WRITTEN INSTRUCTION: Extract the records in full, leaving every picture out.

MATERIAL PROVIDED:
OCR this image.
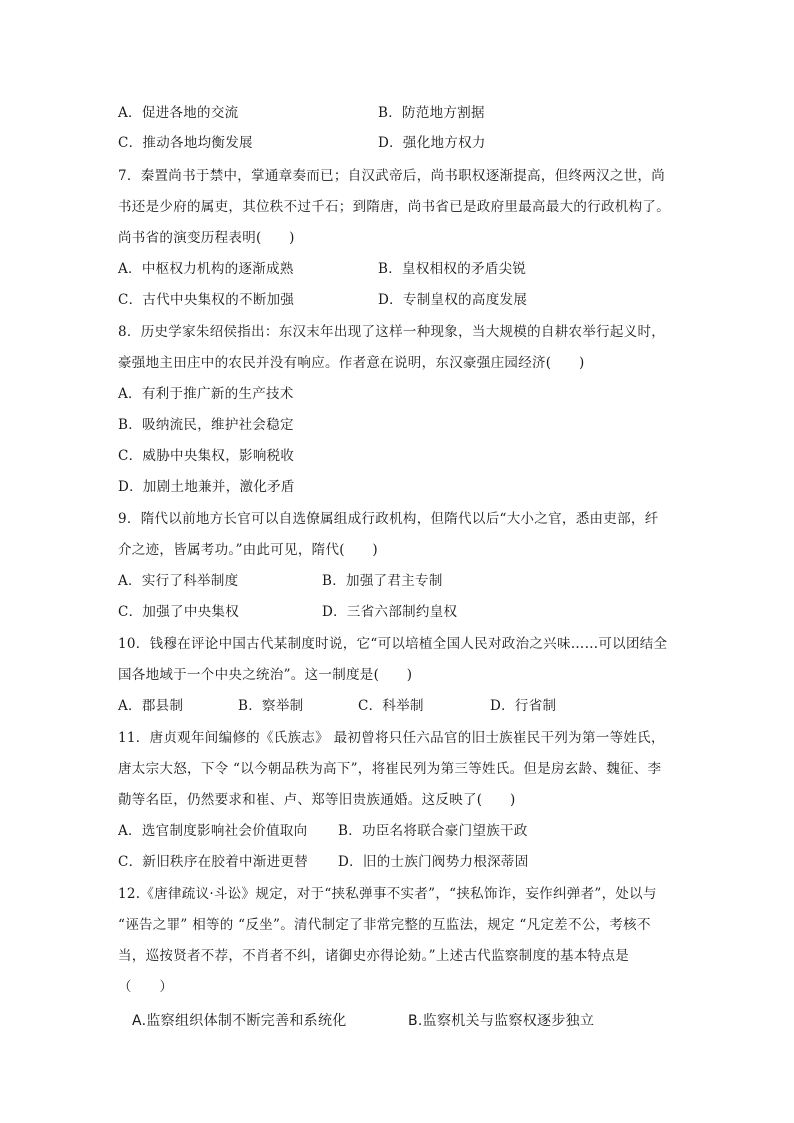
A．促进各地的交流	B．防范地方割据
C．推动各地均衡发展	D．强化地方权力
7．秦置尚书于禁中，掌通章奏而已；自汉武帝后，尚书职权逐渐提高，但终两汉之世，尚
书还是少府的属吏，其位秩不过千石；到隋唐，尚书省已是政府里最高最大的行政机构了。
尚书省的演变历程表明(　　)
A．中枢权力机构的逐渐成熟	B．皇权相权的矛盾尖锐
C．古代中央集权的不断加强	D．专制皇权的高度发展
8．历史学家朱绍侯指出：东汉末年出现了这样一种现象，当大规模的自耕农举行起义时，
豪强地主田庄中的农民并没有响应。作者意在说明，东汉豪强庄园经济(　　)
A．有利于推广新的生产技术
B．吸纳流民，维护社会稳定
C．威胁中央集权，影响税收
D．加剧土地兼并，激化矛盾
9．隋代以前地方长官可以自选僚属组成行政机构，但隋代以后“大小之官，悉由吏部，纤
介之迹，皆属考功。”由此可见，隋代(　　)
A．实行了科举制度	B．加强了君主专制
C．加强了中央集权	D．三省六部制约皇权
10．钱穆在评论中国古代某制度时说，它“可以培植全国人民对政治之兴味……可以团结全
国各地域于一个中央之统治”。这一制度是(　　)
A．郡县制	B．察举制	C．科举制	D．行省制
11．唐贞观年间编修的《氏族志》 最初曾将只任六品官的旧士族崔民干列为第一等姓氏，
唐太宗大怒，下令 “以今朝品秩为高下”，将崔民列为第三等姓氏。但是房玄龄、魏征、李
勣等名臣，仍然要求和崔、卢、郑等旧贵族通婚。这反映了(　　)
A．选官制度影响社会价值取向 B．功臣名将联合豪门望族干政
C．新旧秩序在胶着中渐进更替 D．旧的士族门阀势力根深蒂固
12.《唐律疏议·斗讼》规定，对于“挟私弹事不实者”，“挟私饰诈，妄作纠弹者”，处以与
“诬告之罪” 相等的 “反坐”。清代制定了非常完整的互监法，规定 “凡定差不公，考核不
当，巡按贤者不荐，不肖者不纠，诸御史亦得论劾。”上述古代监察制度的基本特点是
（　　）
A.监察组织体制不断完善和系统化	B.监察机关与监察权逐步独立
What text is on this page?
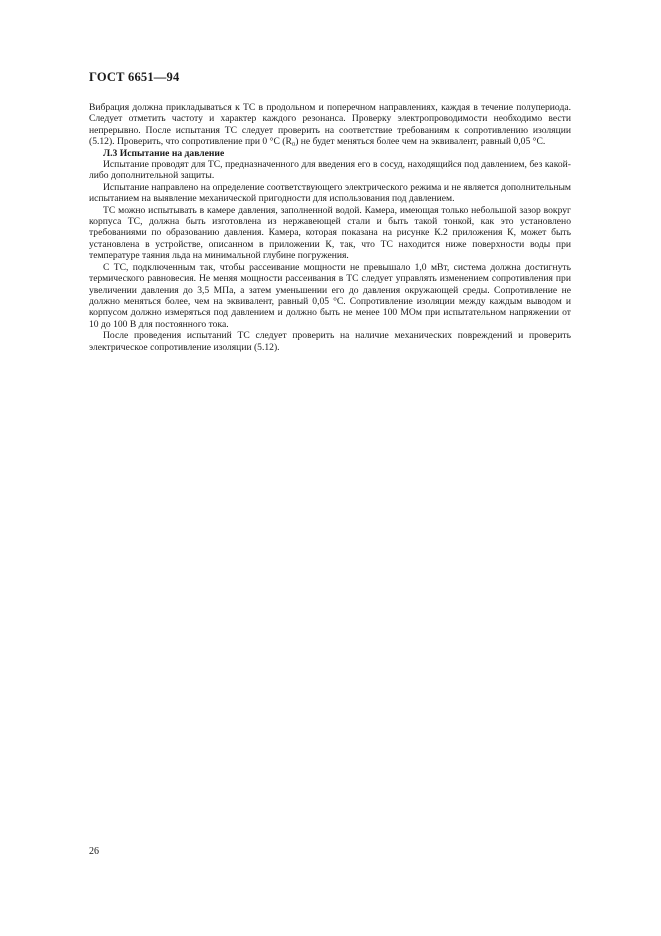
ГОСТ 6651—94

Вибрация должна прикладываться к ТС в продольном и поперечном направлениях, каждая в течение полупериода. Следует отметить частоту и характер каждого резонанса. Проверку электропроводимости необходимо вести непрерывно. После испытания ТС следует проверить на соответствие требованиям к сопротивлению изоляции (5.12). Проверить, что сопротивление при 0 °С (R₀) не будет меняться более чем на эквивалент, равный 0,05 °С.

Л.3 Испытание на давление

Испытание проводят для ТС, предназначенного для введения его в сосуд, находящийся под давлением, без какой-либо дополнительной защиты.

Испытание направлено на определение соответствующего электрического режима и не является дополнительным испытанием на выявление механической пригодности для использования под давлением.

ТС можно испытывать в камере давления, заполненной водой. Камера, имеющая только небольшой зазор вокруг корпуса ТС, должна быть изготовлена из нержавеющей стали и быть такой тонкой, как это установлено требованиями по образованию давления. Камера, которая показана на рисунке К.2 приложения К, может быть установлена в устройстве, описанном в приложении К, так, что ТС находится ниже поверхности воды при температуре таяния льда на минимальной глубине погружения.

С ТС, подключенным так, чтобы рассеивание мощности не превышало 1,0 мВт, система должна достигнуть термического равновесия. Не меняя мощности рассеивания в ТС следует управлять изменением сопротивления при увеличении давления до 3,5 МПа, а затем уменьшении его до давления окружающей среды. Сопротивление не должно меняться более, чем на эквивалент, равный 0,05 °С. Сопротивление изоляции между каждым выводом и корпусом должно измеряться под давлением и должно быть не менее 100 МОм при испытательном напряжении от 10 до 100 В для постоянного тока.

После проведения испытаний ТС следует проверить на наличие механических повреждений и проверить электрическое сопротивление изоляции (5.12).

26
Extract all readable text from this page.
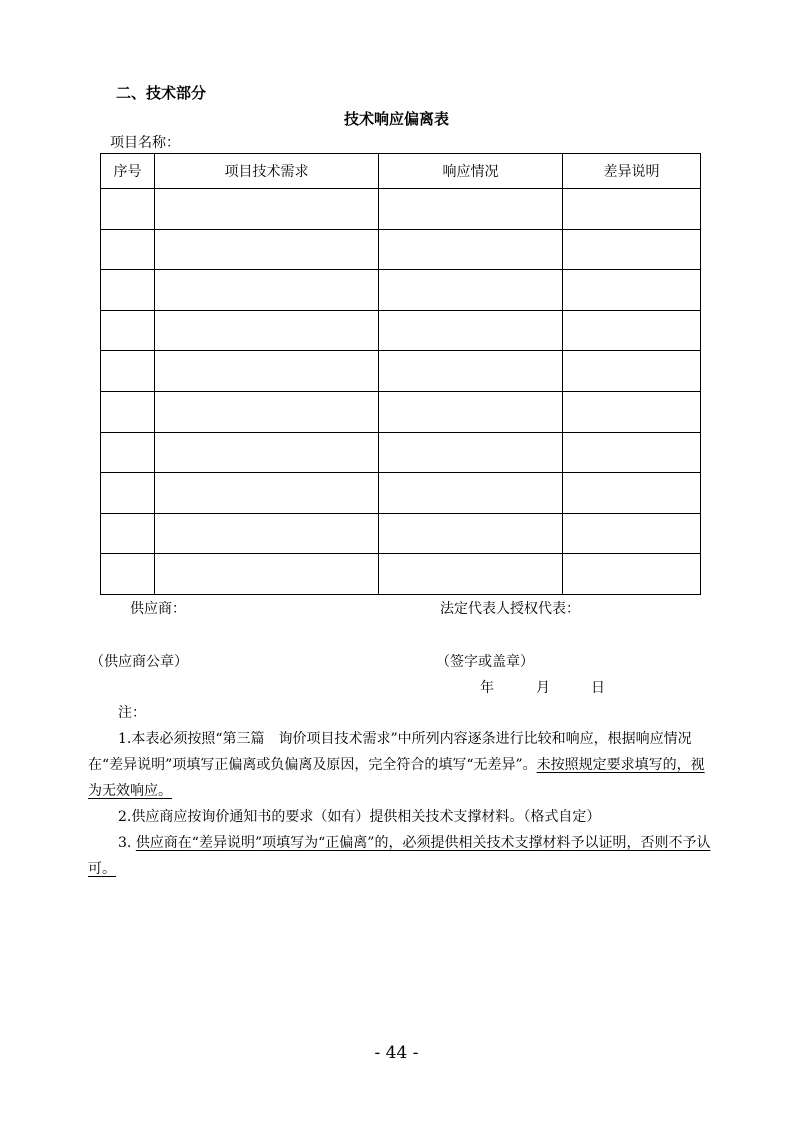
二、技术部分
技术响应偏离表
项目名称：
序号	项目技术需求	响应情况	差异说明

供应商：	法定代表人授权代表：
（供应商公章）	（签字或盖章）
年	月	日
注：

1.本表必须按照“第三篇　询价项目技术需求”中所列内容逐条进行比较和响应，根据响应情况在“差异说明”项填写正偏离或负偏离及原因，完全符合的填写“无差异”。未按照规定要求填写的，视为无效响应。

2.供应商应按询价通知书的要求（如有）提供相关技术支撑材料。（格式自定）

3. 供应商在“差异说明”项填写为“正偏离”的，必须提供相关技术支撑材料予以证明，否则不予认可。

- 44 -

THE SOLUTION:
OCR this image.
A．促进各地的交流	B．防范地方割据
C．推动各地均衡发展	D．强化地方权力
7．秦置尚书于禁中，掌通章奏而已；自汉武帝后，尚书职权逐渐提高，但终两汉之世，尚
书还是少府的属吏，其位秩不过千石；到隋唐，尚书省已是政府里最高最大的行政机构了。
尚书省的演变历程表明(　　)
A．中枢权力机构的逐渐成熟	B．皇权相权的矛盾尖锐
C．古代中央集权的不断加强	D．专制皇权的高度发展
8．历史学家朱绍侯指出：东汉末年出现了这样一种现象，当大规模的自耕农举行起义时，
豪强地主田庄中的农民并没有响应。作者意在说明，东汉豪强庄园经济(　　)
A．有利于推广新的生产技术
B．吸纳流民，维护社会稳定
C．威胁中央集权，影响税收
D．加剧土地兼并，激化矛盾
9．隋代以前地方长官可以自选僚属组成行政机构，但隋代以后“大小之官，悉由吏部，纤
介之迹，皆属考功。”由此可见，隋代(　　)
A．实行了科举制度	B．加强了君主专制
C．加强了中央集权	D．三省六部制约皇权
10．钱穆在评论中国古代某制度时说，它“可以培植全国人民对政治之兴味……可以团结全
国各地域于一个中央之统治”。这一制度是(　　)
A．郡县制	B．察举制	C．科举制	D．行省制
11．唐贞观年间编修的《氏族志》 最初曾将只任六品官的旧士族崔民干列为第一等姓氏，
唐太宗大怒，下令 “以今朝品秩为高下”，将崔民列为第三等姓氏。但是房玄龄、魏征、李
勣等名臣，仍然要求和崔、卢、郑等旧贵族通婚。这反映了(　　)
A．选官制度影响社会价值取向 B．功臣名将联合豪门望族干政
C．新旧秩序在胶着中渐进更替 D．旧的士族门阀势力根深蒂固
12.《唐律疏议·斗讼》规定，对于“挟私弹事不实者”，“挟私饰诈，妄作纠弹者”，处以与
“诬告之罪” 相等的 “反坐”。清代制定了非常完整的互监法，规定 “凡定差不公，考核不
当，巡按贤者不荐，不肖者不纠，诸御史亦得论劾。”上述古代监察制度的基本特点是
（　　）
A.监察组织体制不断完善和系统化	B.监察机关与监察权逐步独立
What text is on this page?
ГОСТ 6651—94

Вибрация должна прикладываться к ТС в продольном и поперечном направлениях, каждая в течение полупериода. Следует отметить частоту и характер каждого резонанса. Проверку электропроводимости необходимо вести непрерывно. После испытания ТС следует проверить на соответствие требованиям к сопротивлению изоляции (5.12). Проверить, что сопротивление при 0 °С (R₀) не будет меняться более чем на эквивалент, равный 0,05 °С.

Л.3 Испытание на давление

Испытание проводят для ТС, предназначенного для введения его в сосуд, находящийся под давлением, без какой-либо дополнительной защиты.

Испытание направлено на определение соответствующего электрического режима и не является дополнительным испытанием на выявление механической пригодности для использования под давлением.

ТС можно испытывать в камере давления, заполненной водой. Камера, имеющая только небольшой зазор вокруг корпуса ТС, должна быть изготовлена из нержавеющей стали и быть такой тонкой, как это установлено требованиями по образованию давления. Камера, которая показана на рисунке К.2 приложения К, может быть установлена в устройстве, описанном в приложении К, так, что ТС находится ниже поверхности воды при температуре таяния льда на минимальной глубине погружения.

С ТС, подключенным так, чтобы рассеивание мощности не превышало 1,0 мВт, система должна достигнуть термического равновесия. Не меняя мощности рассеивания в ТС следует управлять изменением сопротивления при увеличении давления до 3,5 МПа, а затем уменьшении его до давления окружающей среды. Сопротивление не должно меняться более, чем на эквивалент, равный 0,05 °С. Сопротивление изоляции между каждым выводом и корпусом должно измеряться под давлением и должно быть не менее 100 МОм при испытательном напряжении от 10 до 100 В для постоянного тока.

После проведения испытаний ТС следует проверить на наличие механических повреждений и проверить электрическое сопротивление изоляции (5.12).

26
Extract all readable text from this page.
二、技术部分
技术响应偏离表
项目名称：
序号	项目技术需求	响应情况	差异说明

供应商：	法定代表人授权代表：
（供应商公章）	（签字或盖章）
年	月	日
注：

1.本表必须按照“第三篇　询价项目技术需求”中所列内容逐条进行比较和响应，根据响应情况在“差异说明”项填写正偏离或负偏离及原因，完全符合的填写“无差异”。未按照规定要求填写的，视为无效响应。

2.供应商应按询价通知书的要求（如有）提供相关技术支撑材料。（格式自定）

3. 供应商在“差异说明”项填写为“正偏离”的，必须提供相关技术支撑材料予以证明，否则不予认可。

- 44 -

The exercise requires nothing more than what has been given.